■ THE INPUT:
-=-=-=-=-

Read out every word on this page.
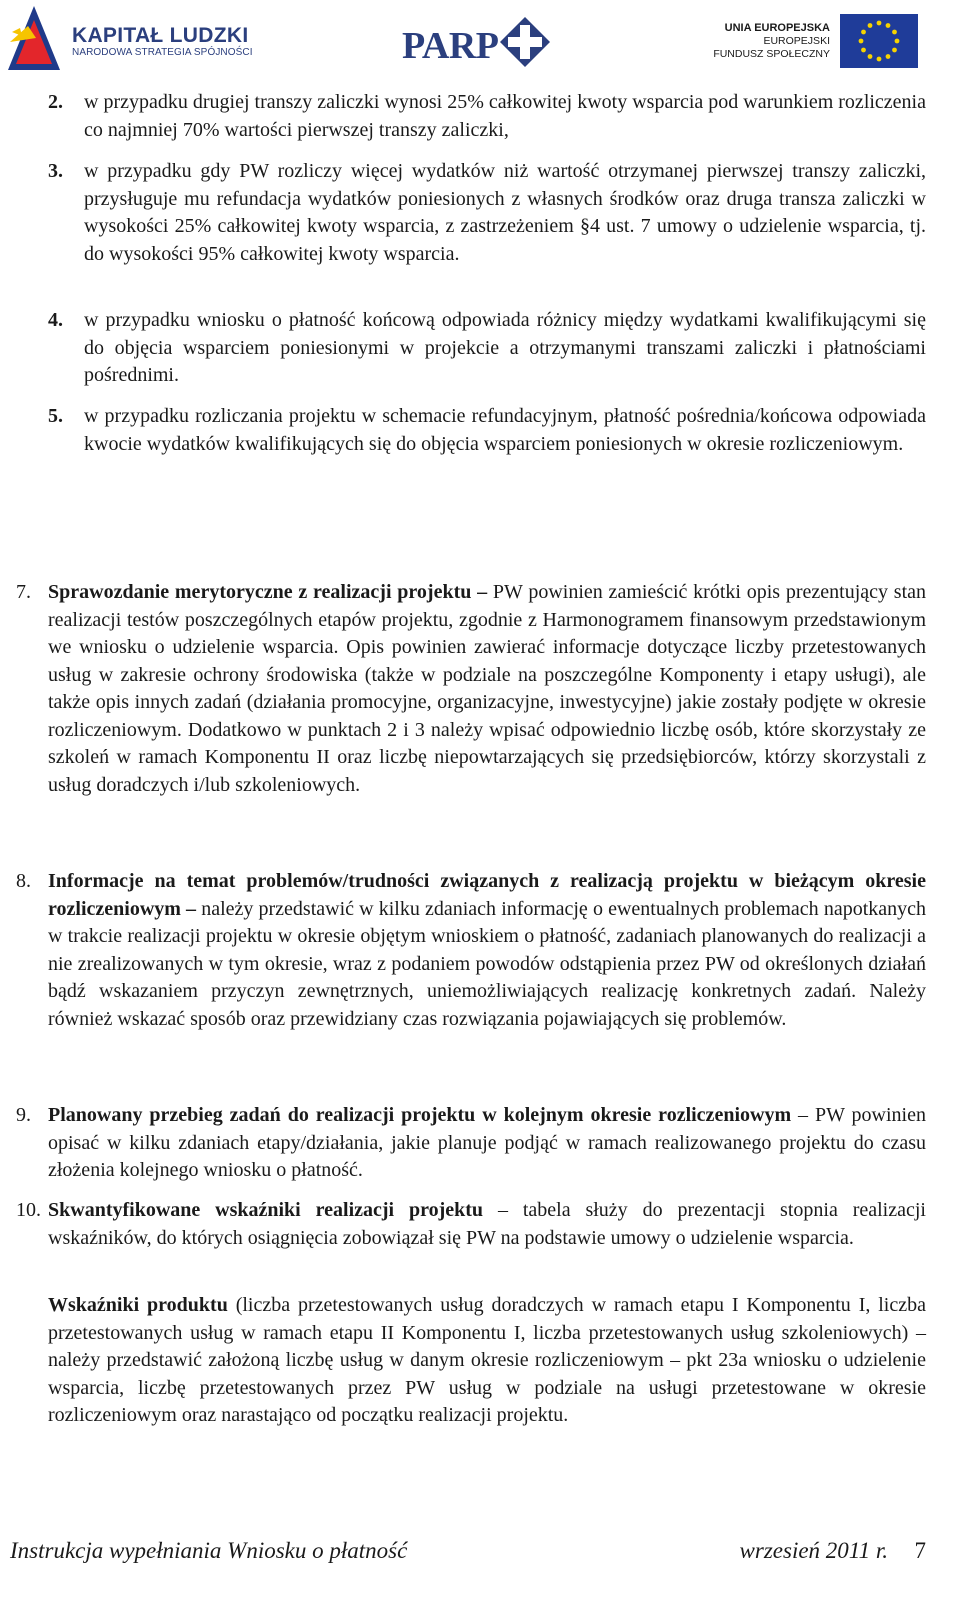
KAPITAŁ LUDZKI
NARODOWA STRATEGIA SPÓJNOŚCI	PARP	UNIA EUROPEJSKA
EUROPEJSKI
FUNDUSZ SPOŁECZNY
2. w przypadku drugiej transzy zaliczki wynosi 25% całkowitej kwoty wsparcia pod warunkiem rozliczenia co najmniej 70% wartości pierwszej transzy zaliczki,
3. w przypadku gdy PW rozliczy więcej wydatków niż wartość otrzymanej pierwszej transzy zaliczki, przysługuje mu refundacja wydatków poniesionych z własnych środków oraz druga transza zaliczki w wysokości 25% całkowitej kwoty wsparcia, z zastrzeżeniem §4 ust. 7 umowy o udzielenie wsparcia, tj. do wysokości 95% całkowitej kwoty wsparcia.
4. w przypadku wniosku o płatność końcową odpowiada różnicy między wydatkami kwalifikującymi się do objęcia wsparciem poniesionymi w projekcie a otrzymanymi transzami zaliczki i płatnościami pośrednimi.
5. w przypadku rozliczania projektu w schemacie refundacyjnym, płatność pośrednia/końcowa odpowiada kwocie wydatków kwalifikujących się do objęcia wsparciem poniesionych w okresie rozliczeniowym.
7. Sprawozdanie merytoryczne z realizacji projektu – PW powinien zamieścić krótki opis prezentujący stan realizacji testów poszczególnych etapów projektu, zgodnie z Harmonogramem finansowym przedstawionym we wniosku o udzielenie wsparcia. Opis powinien zawierać informacje dotyczące liczby przetestowanych usług w zakresie ochrony środowiska (także w podziale na poszczególne Komponenty i etapy usługi), ale także opis innych zadań (działania promocyjne, organizacyjne, inwestycyjne) jakie zostały podjęte w okresie rozliczeniowym. Dodatkowo w punktach 2 i 3 należy wpisać odpowiednio liczbę osób, które skorzystały ze szkoleń w ramach Komponentu II oraz liczbę niepowtarzających się przedsiębiorców, którzy skorzystali z usług doradczych i/lub szkoleniowych.
8. Informacje na temat problemów/trudności związanych z realizacją projektu w bieżącym okresie rozliczeniowym – należy przedstawić w kilku zdaniach informację o ewentualnych problemach napotkanych w trakcie realizacji projektu w okresie objętym wnioskiem o płatność, zadaniach planowanych do realizacji a nie zrealizowanych w tym okresie, wraz z podaniem powodów odstąpienia przez PW od określonych działań bądź wskazaniem przyczyn zewnętrznych, uniemożliwiających realizację konkretnych zadań. Należy również wskazać sposób oraz przewidziany czas rozwiązania pojawiających się problemów.
9. Planowany przebieg zadań do realizacji projektu w kolejnym okresie rozliczeniowym – PW powinien opisać w kilku zdaniach etapy/działania, jakie planuje podjąć w ramach realizowanego projektu do czasu złożenia kolejnego wniosku o płatność.
10. Skwantyfikowane wskaźniki realizacji projektu – tabela służy do prezentacji stopnia realizacji wskaźników, do których osiągnięcia zobowiązał się PW na podstawie umowy o udzielenie wsparcia.
Wskaźniki produktu (liczba przetestowanych usług doradczych w ramach etapu I Komponentu I, liczba przetestowanych usług w ramach etapu II Komponentu I, liczba przetestowanych usług szkoleniowych) – należy przedstawić założoną liczbę usług w danym okresie rozliczeniowym – pkt 23a wniosku o udzielenie wsparcia, liczbę przetestowanych przez PW usług w podziale na usługi przetestowane w okresie rozliczeniowym oraz narastająco od początku realizacji projektu.
Instrukcja wypełniania Wniosku o płatność	wrzesień 2011 r. 7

-=-=-=-=-

■ BRIEF: Leave out the pictures and give the rest of the records again exactly.

■ WORKED ANSWER:
Read out every word on this page.
KAPITAŁ LUDZKI
NARODOWA STRATEGIA SPÓJNOŚCI	PARP	UNIA EUROPEJSKA
EUROPEJSKI
FUNDUSZ SPOŁECZNY
2. w przypadku drugiej transzy zaliczki wynosi 25% całkowitej kwoty wsparcia pod warunkiem rozliczenia co najmniej 70% wartości pierwszej transzy zaliczki,
3. w przypadku gdy PW rozliczy więcej wydatków niż wartość otrzymanej pierwszej transzy zaliczki, przysługuje mu refundacja wydatków poniesionych z własnych środków oraz druga transza zaliczki w wysokości 25% całkowitej kwoty wsparcia, z zastrzeżeniem §4 ust. 7 umowy o udzielenie wsparcia, tj. do wysokości 95% całkowitej kwoty wsparcia.
4. w przypadku wniosku o płatność końcową odpowiada różnicy między wydatkami kwalifikującymi się do objęcia wsparciem poniesionymi w projekcie a otrzymanymi transzami zaliczki i płatnościami pośrednimi.
5. w przypadku rozliczania projektu w schemacie refundacyjnym, płatność pośrednia/końcowa odpowiada kwocie wydatków kwalifikujących się do objęcia wsparciem poniesionych w okresie rozliczeniowym.
7. Sprawozdanie merytoryczne z realizacji projektu – PW powinien zamieścić krótki opis prezentujący stan realizacji testów poszczególnych etapów projektu, zgodnie z Harmonogramem finansowym przedstawionym we wniosku o udzielenie wsparcia. Opis powinien zawierać informacje dotyczące liczby przetestowanych usług w zakresie ochrony środowiska (także w podziale na poszczególne Komponenty i etapy usługi), ale także opis innych zadań (działania promocyjne, organizacyjne, inwestycyjne) jakie zostały podjęte w okresie rozliczeniowym. Dodatkowo w punktach 2 i 3 należy wpisać odpowiednio liczbę osób, które skorzystały ze szkoleń w ramach Komponentu II oraz liczbę niepowtarzających się przedsiębiorców, którzy skorzystali z usług doradczych i/lub szkoleniowych.
8. Informacje na temat problemów/trudności związanych z realizacją projektu w bieżącym okresie rozliczeniowym – należy przedstawić w kilku zdaniach informację o ewentualnych problemach napotkanych w trakcie realizacji projektu w okresie objętym wnioskiem o płatność, zadaniach planowanych do realizacji a nie zrealizowanych w tym okresie, wraz z podaniem powodów odstąpienia przez PW od określonych działań bądź wskazaniem przyczyn zewnętrznych, uniemożliwiających realizację konkretnych zadań. Należy również wskazać sposób oraz przewidziany czas rozwiązania pojawiających się problemów.
9. Planowany przebieg zadań do realizacji projektu w kolejnym okresie rozliczeniowym – PW powinien opisać w kilku zdaniach etapy/działania, jakie planuje podjąć w ramach realizowanego projektu do czasu złożenia kolejnego wniosku o płatność.
10. Skwantyfikowane wskaźniki realizacji projektu – tabela służy do prezentacji stopnia realizacji wskaźników, do których osiągnięcia zobowiązał się PW na podstawie umowy o udzielenie wsparcia.
Wskaźniki produktu (liczba przetestowanych usług doradczych w ramach etapu I Komponentu I, liczba przetestowanych usług w ramach etapu II Komponentu I, liczba przetestowanych usług szkoleniowych) – należy przedstawić założoną liczbę usług w danym okresie rozliczeniowym – pkt 23a wniosku o udzielenie wsparcia, liczbę przetestowanych przez PW usług w podziale na usługi przetestowane w okresie rozliczeniowym oraz narastająco od początku realizacji projektu.
Instrukcja wypełniania Wniosku o płatność	wrzesień 2011 r. 7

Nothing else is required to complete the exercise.